-- start RECORDS TO USE --

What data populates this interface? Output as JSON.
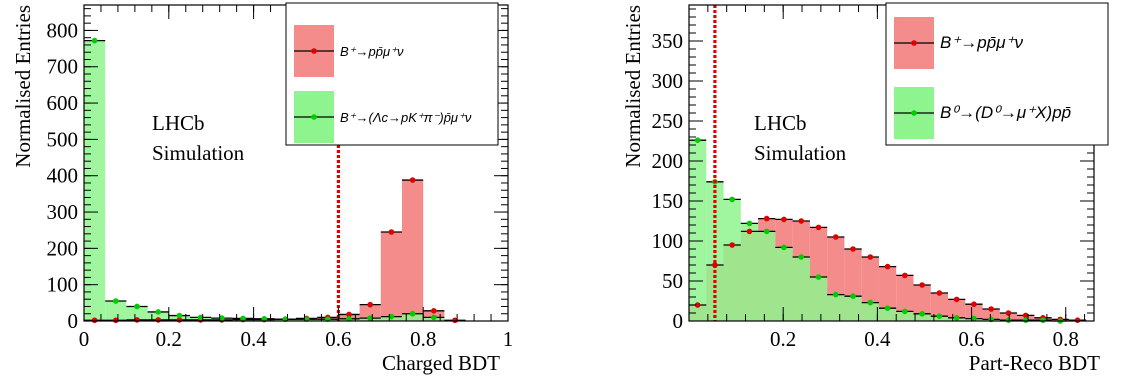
{
  "chart_data": [
    {
      "type": "bar",
      "xlabel": "Charged BDT",
      "ylabel": "Normalised Entries",
      "annotation": [
        "LHCb",
        "Simulation"
      ],
      "xlim": [
        0,
        1
      ],
      "ylim": [
        0,
        870
      ],
      "x_ticks": [
        "0",
        "0.2",
        "0.4",
        "0.6",
        "0.8",
        "1"
      ],
      "y_ticks": [
        "0",
        "100",
        "200",
        "300",
        "400",
        "500",
        "600",
        "700",
        "800"
      ],
      "cut_value": 0.6,
      "bin_width": 0.05,
      "legend_position": "top-right",
      "series": [
        {
          "name": "B⁺→pp̄μ⁺ν",
          "color": "#f58c8c",
          "marker_color": "#e00000",
          "bin_low": [
            0,
            0.05,
            0.1,
            0.15,
            0.2,
            0.25,
            0.3,
            0.35,
            0.4,
            0.45,
            0.5,
            0.55,
            0.6,
            0.65,
            0.7,
            0.75,
            0.8,
            0.85
          ],
          "values": [
            2,
            2,
            3,
            3,
            3,
            3,
            3,
            4,
            4,
            5,
            7,
            10,
            18,
            45,
            245,
            388,
            28,
            2
          ]
        },
        {
          "name": "B⁺→(Λc→pK⁺π⁻)p̄μ⁺ν",
          "color": "#8ef58e",
          "marker_color": "#00cc00",
          "bin_low": [
            0,
            0.05,
            0.1,
            0.15,
            0.2,
            0.25,
            0.3,
            0.35,
            0.4,
            0.45,
            0.5,
            0.55,
            0.6,
            0.65,
            0.7,
            0.75,
            0.8
          ],
          "values": [
            772,
            55,
            40,
            25,
            15,
            10,
            8,
            7,
            6,
            5,
            5,
            5,
            6,
            8,
            12,
            20,
            10
          ]
        }
      ]
    },
    {
      "type": "bar",
      "xlabel": "Part-Reco BDT",
      "ylabel": "Normalised Entries",
      "annotation": [
        "LHCb",
        "Simulation"
      ],
      "xlim": [
        0,
        0.86
      ],
      "ylim": [
        0,
        395
      ],
      "x_ticks": [
        "0.2",
        "0.4",
        "0.6",
        "0.8"
      ],
      "y_ticks": [
        "0",
        "50",
        "100",
        "150",
        "200",
        "250",
        "300",
        "350"
      ],
      "cut_value": 0.055,
      "bin_width": 0.0367,
      "legend_position": "top-right",
      "series": [
        {
          "name": "B⁺→pp̄μ⁺ν",
          "color": "#f58c8c",
          "marker_color": "#e00000",
          "bin_low": [
            0,
            0.0367,
            0.0733,
            0.11,
            0.1467,
            0.1833,
            0.22,
            0.2567,
            0.2933,
            0.33,
            0.3667,
            0.4033,
            0.44,
            0.4767,
            0.5133,
            0.55,
            0.5867,
            0.6233,
            0.66,
            0.6967,
            0.7333,
            0.77,
            0.8067
          ],
          "values": [
            20,
            70,
            95,
            112,
            128,
            127,
            125,
            117,
            105,
            90,
            80,
            68,
            57,
            45,
            35,
            27,
            21,
            15,
            10,
            7,
            4,
            2,
            1
          ]
        },
        {
          "name": "B⁰→(D⁰→μ⁺X)pp̄",
          "color": "#8ef58e",
          "marker_color": "#00cc00",
          "bin_low": [
            0,
            0.0367,
            0.0733,
            0.11,
            0.1467,
            0.1833,
            0.22,
            0.2567,
            0.2933,
            0.33,
            0.3667,
            0.4033,
            0.44,
            0.4767,
            0.5133,
            0.55,
            0.5867,
            0.6233,
            0.66,
            0.6967,
            0.7333,
            0.77
          ],
          "values": [
            226,
            174,
            152,
            122,
            112,
            92,
            80,
            55,
            33,
            31,
            23,
            16,
            12,
            9,
            6,
            4,
            3,
            2,
            1,
            1,
            1,
            0
          ]
        }
      ]
    }
  ]
}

-- end RECORDS TO USE --

* [WHAT THE TASK REQUIRES]: Transcribe the entries above verbatim, omitting their pictures.

* [WRITTEN SOLUTION]:
What data populates this interface? Output as JSON.
{
  "chart_data": [
    {
      "type": "bar",
      "xlabel": "Charged BDT",
      "ylabel": "Normalised Entries",
      "annotation": [
        "LHCb",
        "Simulation"
      ],
      "xlim": [
        0,
        1
      ],
      "ylim": [
        0,
        870
      ],
      "x_ticks": [
        "0",
        "0.2",
        "0.4",
        "0.6",
        "0.8",
        "1"
      ],
      "y_ticks": [
        "0",
        "100",
        "200",
        "300",
        "400",
        "500",
        "600",
        "700",
        "800"
      ],
      "cut_value": 0.6,
      "bin_width": 0.05,
      "legend_position": "top-right",
      "series": [
        {
          "name": "B⁺→pp̄μ⁺ν",
          "color": "#f58c8c",
          "marker_color": "#e00000",
          "bin_low": [
            0,
            0.05,
            0.1,
            0.15,
            0.2,
            0.25,
            0.3,
            0.35,
            0.4,
            0.45,
            0.5,
            0.55,
            0.6,
            0.65,
            0.7,
            0.75,
            0.8,
            0.85
          ],
          "values": [
            2,
            2,
            3,
            3,
            3,
            3,
            3,
            4,
            4,
            5,
            7,
            10,
            18,
            45,
            245,
            388,
            28,
            2
          ]
        },
        {
          "name": "B⁺→(Λc→pK⁺π⁻)p̄μ⁺ν",
          "color": "#8ef58e",
          "marker_color": "#00cc00",
          "bin_low": [
            0,
            0.05,
            0.1,
            0.15,
            0.2,
            0.25,
            0.3,
            0.35,
            0.4,
            0.45,
            0.5,
            0.55,
            0.6,
            0.65,
            0.7,
            0.75,
            0.8
          ],
          "values": [
            772,
            55,
            40,
            25,
            15,
            10,
            8,
            7,
            6,
            5,
            5,
            5,
            6,
            8,
            12,
            20,
            10
          ]
        }
      ]
    },
    {
      "type": "bar",
      "xlabel": "Part-Reco BDT",
      "ylabel": "Normalised Entries",
      "annotation": [
        "LHCb",
        "Simulation"
      ],
      "xlim": [
        0,
        0.86
      ],
      "ylim": [
        0,
        395
      ],
      "x_ticks": [
        "0.2",
        "0.4",
        "0.6",
        "0.8"
      ],
      "y_ticks": [
        "0",
        "50",
        "100",
        "150",
        "200",
        "250",
        "300",
        "350"
      ],
      "cut_value": 0.055,
      "bin_width": 0.0367,
      "legend_position": "top-right",
      "series": [
        {
          "name": "B⁺→pp̄μ⁺ν",
          "color": "#f58c8c",
          "marker_color": "#e00000",
          "bin_low": [
            0,
            0.0367,
            0.0733,
            0.11,
            0.1467,
            0.1833,
            0.22,
            0.2567,
            0.2933,
            0.33,
            0.3667,
            0.4033,
            0.44,
            0.4767,
            0.5133,
            0.55,
            0.5867,
            0.6233,
            0.66,
            0.6967,
            0.7333,
            0.77,
            0.8067
          ],
          "values": [
            20,
            70,
            95,
            112,
            128,
            127,
            125,
            117,
            105,
            90,
            80,
            68,
            57,
            45,
            35,
            27,
            21,
            15,
            10,
            7,
            4,
            2,
            1
          ]
        },
        {
          "name": "B⁰→(D⁰→μ⁺X)pp̄",
          "color": "#8ef58e",
          "marker_color": "#00cc00",
          "bin_low": [
            0,
            0.0367,
            0.0733,
            0.11,
            0.1467,
            0.1833,
            0.22,
            0.2567,
            0.2933,
            0.33,
            0.3667,
            0.4033,
            0.44,
            0.4767,
            0.5133,
            0.55,
            0.5867,
            0.6233,
            0.66,
            0.6967,
            0.7333,
            0.77
          ],
          "values": [
            226,
            174,
            152,
            122,
            112,
            92,
            80,
            55,
            33,
            31,
            23,
            16,
            12,
            9,
            6,
            4,
            3,
            2,
            1,
            1,
            1,
            0
          ]
        }
      ]
    }
  ]
}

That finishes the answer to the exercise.